▶ [Texto do exercício]:

■ ■ ■ ■ ■ ■ ■

A sucessão em São Paulo

Qualquer paulista que saia pela rua perguntando o que pensam os eleitores dos pré-candidatos a governador de São Paulo encontrará como tônica das respostas a frustração. Como pode nosso maior Estado, o centro da economia brasileira, uma das grandes regiões produtivas do mundo, o lugar a que toda a nação acorreu em busca de oportunidades, agora ameaçado na posse daquilo que sempre lhe foi essencial -condições para trabalhar- ter de escolher seu governador entre nulidades malogradas e aproveitadores desacreditados? Bloqueado no exercício do dinamismo que lhe define a natureza e culpado pelo Brasil por um modelo econômico do qual tem sido a maior vítima, São Paulo é hoje mais do que nunca o fulcro do problema brasileiro. Precisa de rumo e de agente.
O governo de São Paulo não pode reorientar a economia brasileira. Pode, contudo, conseguir muito com pouco, graças ao efeito combinado de iniciativas em três áreas cruciais: emprego, ensino e segurança. São Paulo, que sempre acreditou na suficiência da ação privada, precisa hoje de ação pública para escapar do imobilismo a que se deixou condenar.

■ ■ ■ ■ ■ ■ ■

▶ [O que fazer]:
Transcreva literalmente uma parte do texto sobre a sucessão em São Paulo. Comece nas palavras "A sucessão em" e pare depois de "e de agente.".

[Trechos de um conjunto de dados]
■ ■ ■ ■ ■ ■ ■

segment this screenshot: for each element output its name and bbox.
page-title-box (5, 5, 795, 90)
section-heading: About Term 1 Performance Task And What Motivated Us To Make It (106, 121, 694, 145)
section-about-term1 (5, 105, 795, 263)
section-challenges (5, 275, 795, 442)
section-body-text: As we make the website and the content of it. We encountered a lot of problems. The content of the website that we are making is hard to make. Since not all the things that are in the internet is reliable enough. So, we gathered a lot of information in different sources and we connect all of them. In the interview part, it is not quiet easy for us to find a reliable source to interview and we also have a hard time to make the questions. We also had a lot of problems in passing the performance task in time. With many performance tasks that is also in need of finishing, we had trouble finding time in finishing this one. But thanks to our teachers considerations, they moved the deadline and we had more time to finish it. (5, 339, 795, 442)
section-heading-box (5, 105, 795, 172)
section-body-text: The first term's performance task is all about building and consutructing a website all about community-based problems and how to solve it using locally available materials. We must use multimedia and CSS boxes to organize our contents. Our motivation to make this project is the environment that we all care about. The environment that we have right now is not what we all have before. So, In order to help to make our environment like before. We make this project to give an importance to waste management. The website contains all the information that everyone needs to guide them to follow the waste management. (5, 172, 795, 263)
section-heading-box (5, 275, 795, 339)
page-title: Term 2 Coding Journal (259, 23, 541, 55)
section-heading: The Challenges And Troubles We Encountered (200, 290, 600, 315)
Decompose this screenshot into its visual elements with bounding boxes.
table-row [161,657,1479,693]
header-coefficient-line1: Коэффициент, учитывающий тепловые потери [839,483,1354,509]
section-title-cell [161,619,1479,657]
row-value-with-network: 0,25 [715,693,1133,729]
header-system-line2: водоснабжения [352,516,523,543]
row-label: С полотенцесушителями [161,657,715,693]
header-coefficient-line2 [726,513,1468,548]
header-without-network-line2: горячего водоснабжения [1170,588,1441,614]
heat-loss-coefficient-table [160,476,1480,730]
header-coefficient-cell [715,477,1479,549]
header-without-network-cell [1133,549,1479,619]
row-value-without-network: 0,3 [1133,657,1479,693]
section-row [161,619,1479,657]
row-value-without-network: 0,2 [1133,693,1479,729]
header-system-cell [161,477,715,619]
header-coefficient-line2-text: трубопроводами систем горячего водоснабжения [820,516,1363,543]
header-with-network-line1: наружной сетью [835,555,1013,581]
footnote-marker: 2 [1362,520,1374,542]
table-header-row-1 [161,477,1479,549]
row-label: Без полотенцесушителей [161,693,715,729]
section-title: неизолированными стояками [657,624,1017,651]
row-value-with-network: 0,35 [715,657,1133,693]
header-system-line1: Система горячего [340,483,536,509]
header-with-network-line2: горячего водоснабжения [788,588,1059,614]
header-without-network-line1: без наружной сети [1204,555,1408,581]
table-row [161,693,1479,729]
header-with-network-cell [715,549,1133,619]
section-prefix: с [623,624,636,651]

■ ■ ■ ■ ■ ■ ■

▶ [Resposta escrita]:
A sucessão em São Paulo

Qualquer paulista que saia pela rua perguntando o que pensam os eleitores dos pré-candidatos a governador de São Paulo encontrará como tônica das respostas a frustração. Como pode nosso maior Estado, o centro da economia brasileira, uma das grandes regiões produtivas do mundo, o lugar a que toda a nação acorreu em busca de oportunidades, agora ameaçado na posse daquilo que sempre lhe foi essencial -condições para trabalhar- ter de escolher seu governador entre nulidades malogradas e aproveitadores desacreditados? Bloqueado no exercício do dinamismo que lhe define a natureza e culpado pelo Brasil por um modelo econômico do qual tem sido a maior vítima, São Paulo é hoje mais do que nunca o fulcro do problema brasileiro. Precisa de rumo e de agente.